▶ **SET TASK**
Take each line that has the word "JSON" and return it.

▶ **INPUT MATERIAL**
%%
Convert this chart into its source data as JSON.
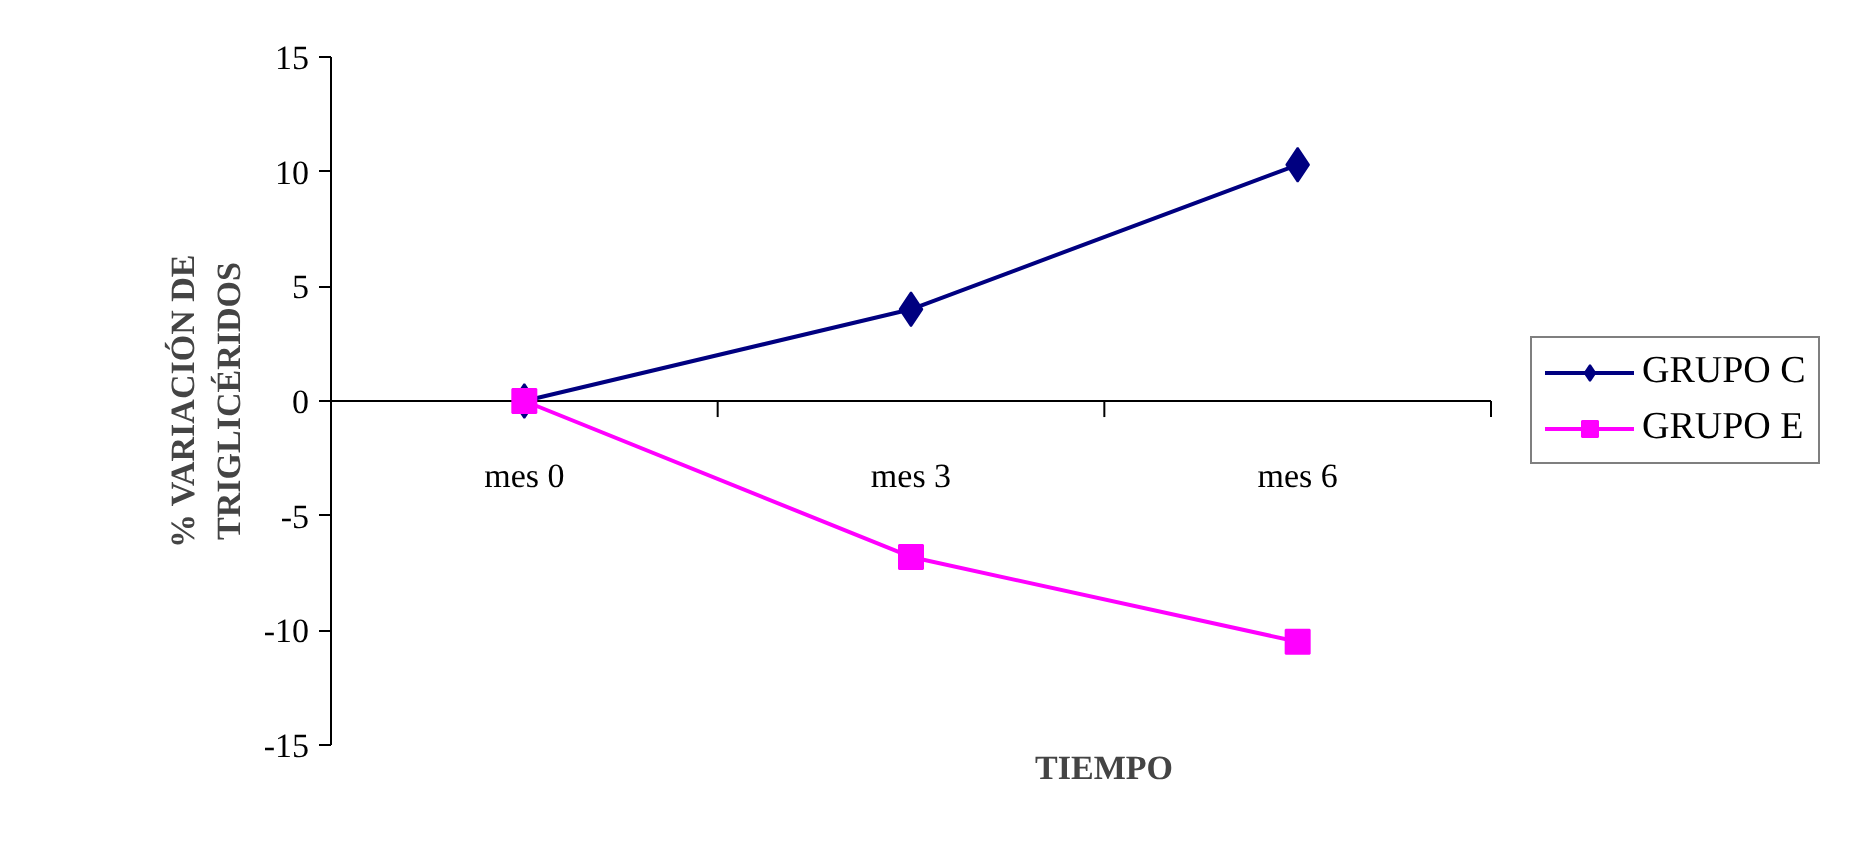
{
  "chart_data": {
    "type": "line",
    "xlabel": "TIEMPO",
    "ylabel": "% VARIACIÓN DE\nTRIGLICÉRIDOS",
    "categories": [
      "mes 0",
      "mes 3",
      "mes 6"
    ],
    "series": [
      {
        "name": "GRUPO C",
        "color": "#000080",
        "marker": "diamond",
        "values": [
          0,
          4.0,
          10.3
        ]
      },
      {
        "name": "GRUPO E",
        "color": "#ff00ff",
        "marker": "square",
        "values": [
          0,
          -6.8,
          -10.5
        ]
      }
    ],
    "ylim": [
      -15,
      15
    ],
    "yticks": [
      -15,
      -10,
      -5,
      0,
      5,
      10,
      15
    ],
    "grid": false,
    "legend": "right"
  }
}
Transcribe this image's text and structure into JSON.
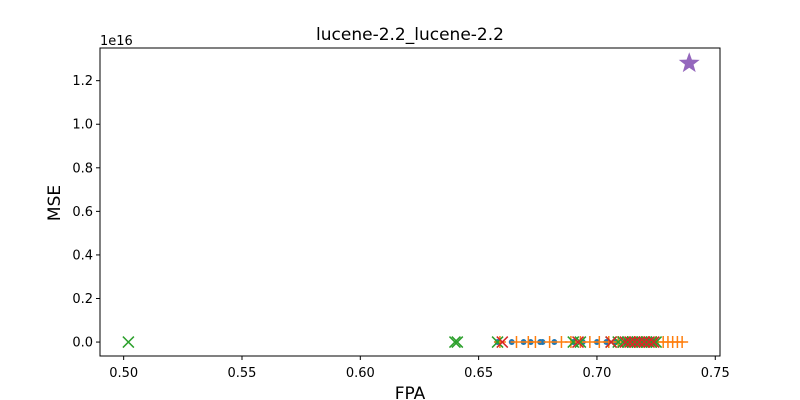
{
  "chart_data": {
    "type": "scatter",
    "title": "lucene-2.2_lucene-2.2",
    "xlabel": "FPA",
    "ylabel": "MSE",
    "y_offset_label": "1e16",
    "xlim": [
      0.49,
      0.752
    ],
    "ylim": [
      -640000000000000.0,
      1.35e+16
    ],
    "x_ticks": [
      0.5,
      0.55,
      0.6,
      0.65,
      0.7,
      0.75
    ],
    "x_tick_labels": [
      "0.50",
      "0.55",
      "0.60",
      "0.65",
      "0.70",
      "0.75"
    ],
    "y_ticks": [
      0,
      2000000000000000.0,
      4000000000000000.0,
      6000000000000000.0,
      8000000000000000.0,
      1e+16,
      1.2e+16
    ],
    "y_tick_labels": [
      "0.0",
      "0.2",
      "0.4",
      "0.6",
      "0.8",
      "1.0",
      "1.2"
    ],
    "grid": false,
    "series": [
      {
        "marker": "circle",
        "color": "#1f77b4",
        "points": [
          [
            0.658,
            0
          ],
          [
            0.664,
            0
          ],
          [
            0.669,
            0
          ],
          [
            0.672,
            0
          ],
          [
            0.676,
            0
          ],
          [
            0.677,
            0
          ],
          [
            0.682,
            0
          ],
          [
            0.69,
            0
          ],
          [
            0.694,
            0
          ],
          [
            0.7,
            0
          ],
          [
            0.704,
            0
          ],
          [
            0.708,
            0
          ],
          [
            0.712,
            0
          ],
          [
            0.716,
            0
          ],
          [
            0.719,
            0
          ],
          [
            0.722,
            0
          ],
          [
            0.725,
            0
          ]
        ]
      },
      {
        "marker": "plus",
        "color": "#ff7f0e",
        "points": [
          [
            0.659,
            0
          ],
          [
            0.666,
            0
          ],
          [
            0.671,
            0
          ],
          [
            0.674,
            0
          ],
          [
            0.68,
            0
          ],
          [
            0.685,
            0
          ],
          [
            0.689,
            0
          ],
          [
            0.693,
            0
          ],
          [
            0.697,
            0
          ],
          [
            0.701,
            0
          ],
          [
            0.705,
            0
          ],
          [
            0.709,
            0
          ],
          [
            0.713,
            0
          ],
          [
            0.716,
            0
          ],
          [
            0.719,
            0
          ],
          [
            0.722,
            0
          ],
          [
            0.725,
            0
          ],
          [
            0.728,
            0
          ],
          [
            0.73,
            0
          ],
          [
            0.732,
            0
          ],
          [
            0.734,
            0
          ],
          [
            0.736,
            0
          ]
        ]
      },
      {
        "marker": "x",
        "color": "#2ca02c",
        "points": [
          [
            0.502,
            0
          ],
          [
            0.64,
            0
          ],
          [
            0.641,
            0
          ],
          [
            0.658,
            0
          ],
          [
            0.69,
            0
          ],
          [
            0.693,
            0
          ],
          [
            0.706,
            0
          ],
          [
            0.709,
            0
          ],
          [
            0.711,
            0
          ],
          [
            0.713,
            0
          ],
          [
            0.715,
            0
          ],
          [
            0.717,
            0
          ],
          [
            0.719,
            0
          ],
          [
            0.721,
            0
          ],
          [
            0.723,
            0
          ],
          [
            0.725,
            0
          ]
        ]
      },
      {
        "marker": "x",
        "color": "#d62728",
        "points": [
          [
            0.66,
            0
          ],
          [
            0.692,
            0
          ],
          [
            0.706,
            0
          ],
          [
            0.712,
            0
          ],
          [
            0.714,
            0
          ],
          [
            0.716,
            0
          ],
          [
            0.718,
            0
          ],
          [
            0.72,
            0
          ],
          [
            0.722,
            0
          ],
          [
            0.724,
            0
          ]
        ]
      },
      {
        "marker": "star",
        "color": "#9467bd",
        "points": [
          [
            0.739,
            1.28e+16
          ]
        ]
      }
    ]
  }
}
%%
▶ **PROBLEM SOLUTION**
Convert this chart into its source data as JSON.
Transcribe this image's text and structure into JSON.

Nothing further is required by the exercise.